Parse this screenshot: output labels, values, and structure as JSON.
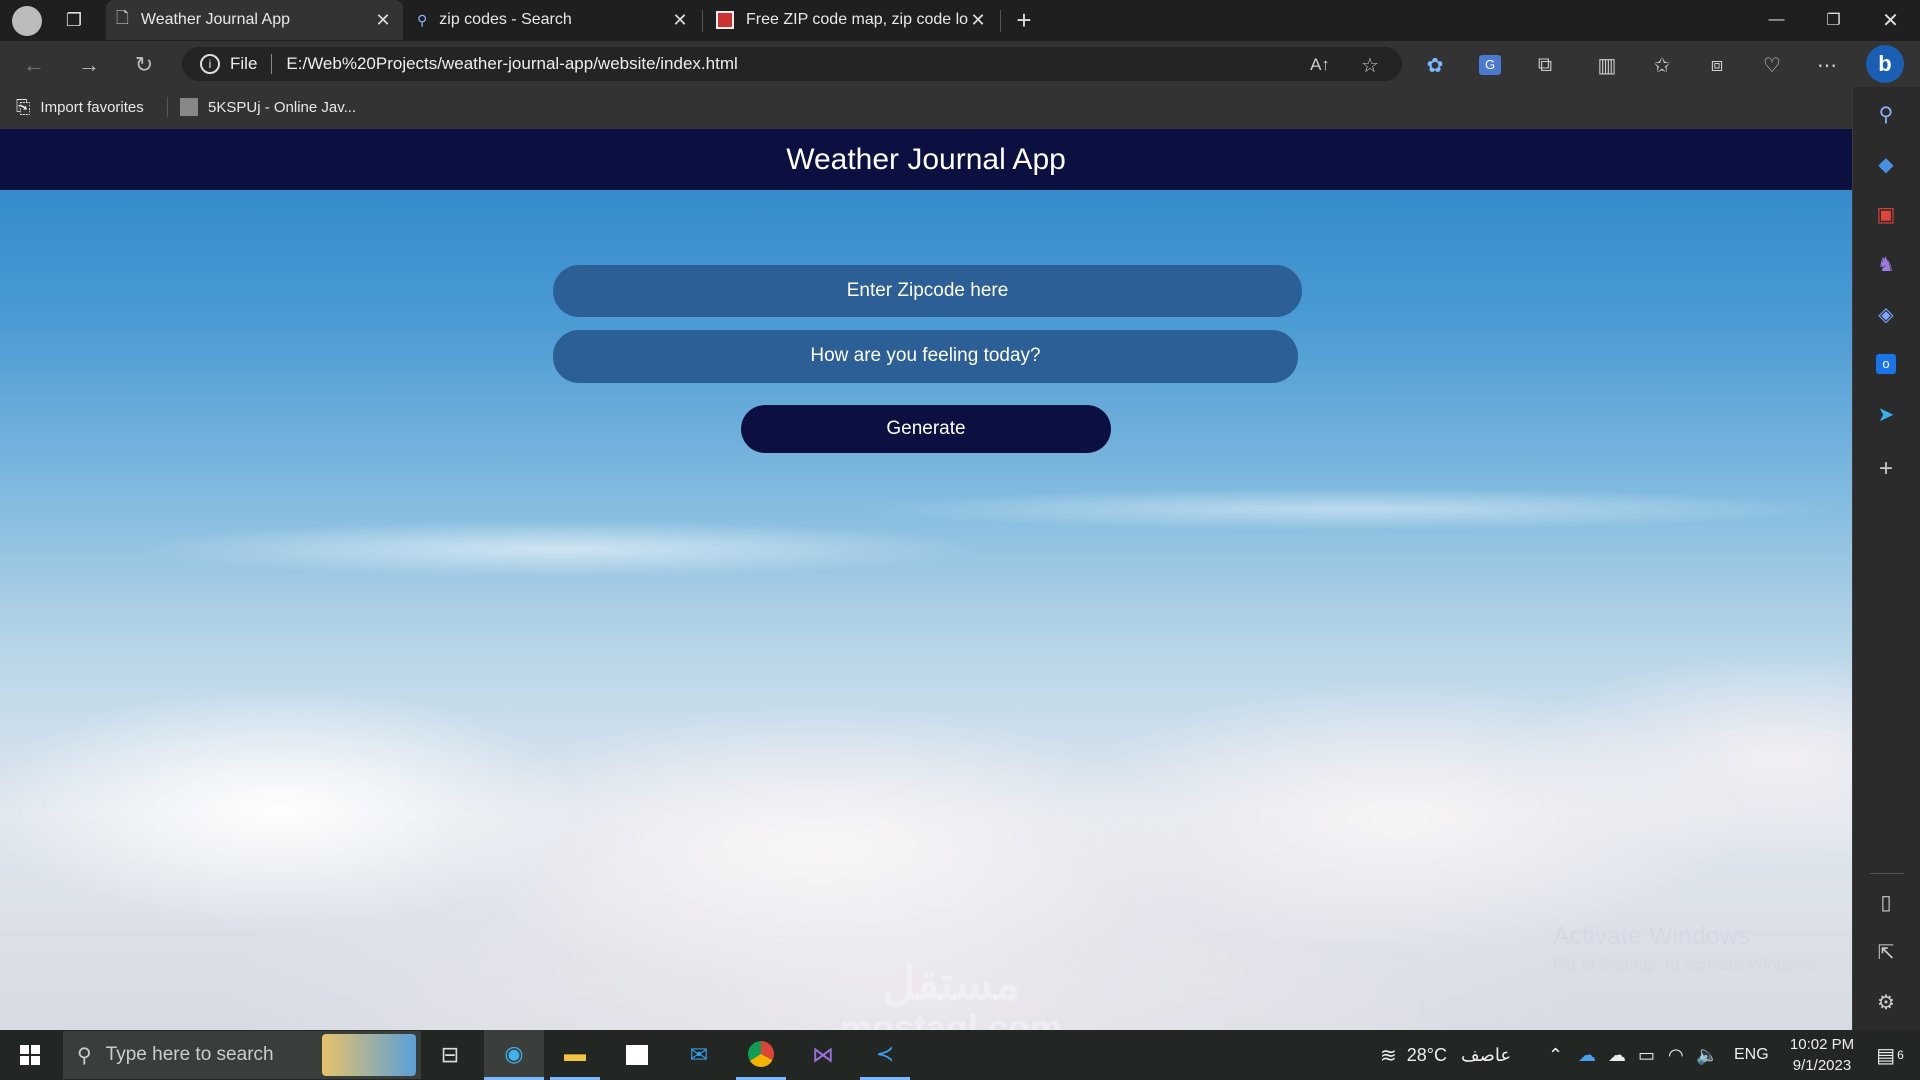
{
  "browser": {
    "tabs": [
      {
        "title": "Weather Journal App",
        "icon": "page-icon",
        "active": true
      },
      {
        "title": "zip codes - Search",
        "icon": "search-icon",
        "active": false
      },
      {
        "title": "Free ZIP code map, zip code look",
        "icon": "site-favicon",
        "active": false
      }
    ],
    "new_tab": "+",
    "address": {
      "scheme_label": "File",
      "url": "E:/Web%20Projects/weather-journal-app/website/index.html"
    },
    "favorites": [
      {
        "label": "Import favorites",
        "icon": "import-icon"
      },
      {
        "label": "5KSPUj - Online Jav...",
        "icon": "site-favicon"
      }
    ]
  },
  "app": {
    "title": "Weather Journal App",
    "zip_placeholder": "Enter Zipcode here",
    "feelings_placeholder": "How are you feeling today?",
    "generate_label": "Generate"
  },
  "overlay": {
    "activate_title": "Activate Windows",
    "activate_sub": "Go to Settings to activate Windows.",
    "watermark_ar": "مستقل",
    "watermark_en": "mostaql.com"
  },
  "taskbar": {
    "search_placeholder": "Type here to search",
    "weather_temp": "28°C",
    "weather_desc": "عاصف",
    "language": "ENG",
    "time": "10:02 PM",
    "date": "9/1/2023",
    "notification_count": "6"
  },
  "colors": {
    "header_bg": "#0b1040",
    "input_bg": "#2b5f95",
    "button_bg": "#0b1040"
  }
}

#####

WORK TO COMPLETE
Quote the data above in full and without alteration; skip the pictures.

RESULT OF THIS EXERCISE
Parse this screenshot: output labels, values, and structure as JSON.
{
  "browser": {
    "tabs": [
      {
        "title": "Weather Journal App",
        "icon": "page-icon",
        "active": true
      },
      {
        "title": "zip codes - Search",
        "icon": "search-icon",
        "active": false
      },
      {
        "title": "Free ZIP code map, zip code look",
        "icon": "site-favicon",
        "active": false
      }
    ],
    "new_tab": "+",
    "address": {
      "scheme_label": "File",
      "url": "E:/Web%20Projects/weather-journal-app/website/index.html"
    },
    "favorites": [
      {
        "label": "Import favorites",
        "icon": "import-icon"
      },
      {
        "label": "5KSPUj - Online Jav...",
        "icon": "site-favicon"
      }
    ]
  },
  "app": {
    "title": "Weather Journal App",
    "zip_placeholder": "Enter Zipcode here",
    "feelings_placeholder": "How are you feeling today?",
    "generate_label": "Generate"
  },
  "overlay": {
    "activate_title": "Activate Windows",
    "activate_sub": "Go to Settings to activate Windows.",
    "watermark_ar": "مستقل",
    "watermark_en": "mostaql.com"
  },
  "taskbar": {
    "search_placeholder": "Type here to search",
    "weather_temp": "28°C",
    "weather_desc": "عاصف",
    "language": "ENG",
    "time": "10:02 PM",
    "date": "9/1/2023",
    "notification_count": "6"
  },
  "colors": {
    "header_bg": "#0b1040",
    "input_bg": "#2b5f95",
    "button_bg": "#0b1040"
  }
}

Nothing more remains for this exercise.